Records provided:
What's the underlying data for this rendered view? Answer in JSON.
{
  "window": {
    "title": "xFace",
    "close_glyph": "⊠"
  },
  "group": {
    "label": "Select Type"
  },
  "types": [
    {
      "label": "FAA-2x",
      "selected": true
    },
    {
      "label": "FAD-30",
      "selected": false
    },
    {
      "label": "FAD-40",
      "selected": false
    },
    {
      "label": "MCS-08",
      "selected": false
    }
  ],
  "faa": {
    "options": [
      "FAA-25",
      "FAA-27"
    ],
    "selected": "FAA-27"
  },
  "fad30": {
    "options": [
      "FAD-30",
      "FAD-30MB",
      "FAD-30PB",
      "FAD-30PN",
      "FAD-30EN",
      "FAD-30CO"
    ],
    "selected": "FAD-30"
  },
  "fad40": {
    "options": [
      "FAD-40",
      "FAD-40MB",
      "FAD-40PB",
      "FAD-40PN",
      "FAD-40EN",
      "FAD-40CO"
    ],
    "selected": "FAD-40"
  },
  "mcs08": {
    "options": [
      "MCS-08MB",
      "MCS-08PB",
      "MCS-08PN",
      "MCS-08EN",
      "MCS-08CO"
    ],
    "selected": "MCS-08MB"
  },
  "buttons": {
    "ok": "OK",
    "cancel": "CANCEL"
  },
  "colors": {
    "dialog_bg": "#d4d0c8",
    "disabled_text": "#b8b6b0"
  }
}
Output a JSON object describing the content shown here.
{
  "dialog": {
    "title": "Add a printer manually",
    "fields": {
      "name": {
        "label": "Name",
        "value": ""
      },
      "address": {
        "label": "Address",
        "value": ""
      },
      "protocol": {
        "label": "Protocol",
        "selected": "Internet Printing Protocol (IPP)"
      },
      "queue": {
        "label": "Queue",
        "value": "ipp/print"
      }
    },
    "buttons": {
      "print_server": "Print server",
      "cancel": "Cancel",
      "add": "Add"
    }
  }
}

What to do: Your task is to extract all of the records exactly.

Task result:
What's the underlying data for this rendered view? Answer in JSON.
{
  "window": {
    "title": "xFace",
    "close_glyph": "⊠"
  },
  "group": {
    "label": "Select Type"
  },
  "types": [
    {
      "label": "FAA-2x",
      "selected": true
    },
    {
      "label": "FAD-30",
      "selected": false
    },
    {
      "label": "FAD-40",
      "selected": false
    },
    {
      "label": "MCS-08",
      "selected": false
    }
  ],
  "faa": {
    "options": [
      "FAA-25",
      "FAA-27"
    ],
    "selected": "FAA-27"
  },
  "fad30": {
    "options": [
      "FAD-30",
      "FAD-30MB",
      "FAD-30PB",
      "FAD-30PN",
      "FAD-30EN",
      "FAD-30CO"
    ],
    "selected": "FAD-30"
  },
  "fad40": {
    "options": [
      "FAD-40",
      "FAD-40MB",
      "FAD-40PB",
      "FAD-40PN",
      "FAD-40EN",
      "FAD-40CO"
    ],
    "selected": "FAD-40"
  },
  "mcs08": {
    "options": [
      "MCS-08MB",
      "MCS-08PB",
      "MCS-08PN",
      "MCS-08EN",
      "MCS-08CO"
    ],
    "selected": "MCS-08MB"
  },
  "buttons": {
    "ok": "OK",
    "cancel": "CANCEL"
  },
  "colors": {
    "dialog_bg": "#d4d0c8",
    "disabled_text": "#b8b6b0"
  }
}
Output a JSON object describing the content shown here.
{
  "dialog": {
    "title": "Add a printer manually",
    "fields": {
      "name": {
        "label": "Name",
        "value": ""
      },
      "address": {
        "label": "Address",
        "value": ""
      },
      "protocol": {
        "label": "Protocol",
        "selected": "Internet Printing Protocol (IPP)"
      },
      "queue": {
        "label": "Queue",
        "value": "ipp/print"
      }
    },
    "buttons": {
      "print_server": "Print server",
      "cancel": "Cancel",
      "add": "Add"
    }
  }
}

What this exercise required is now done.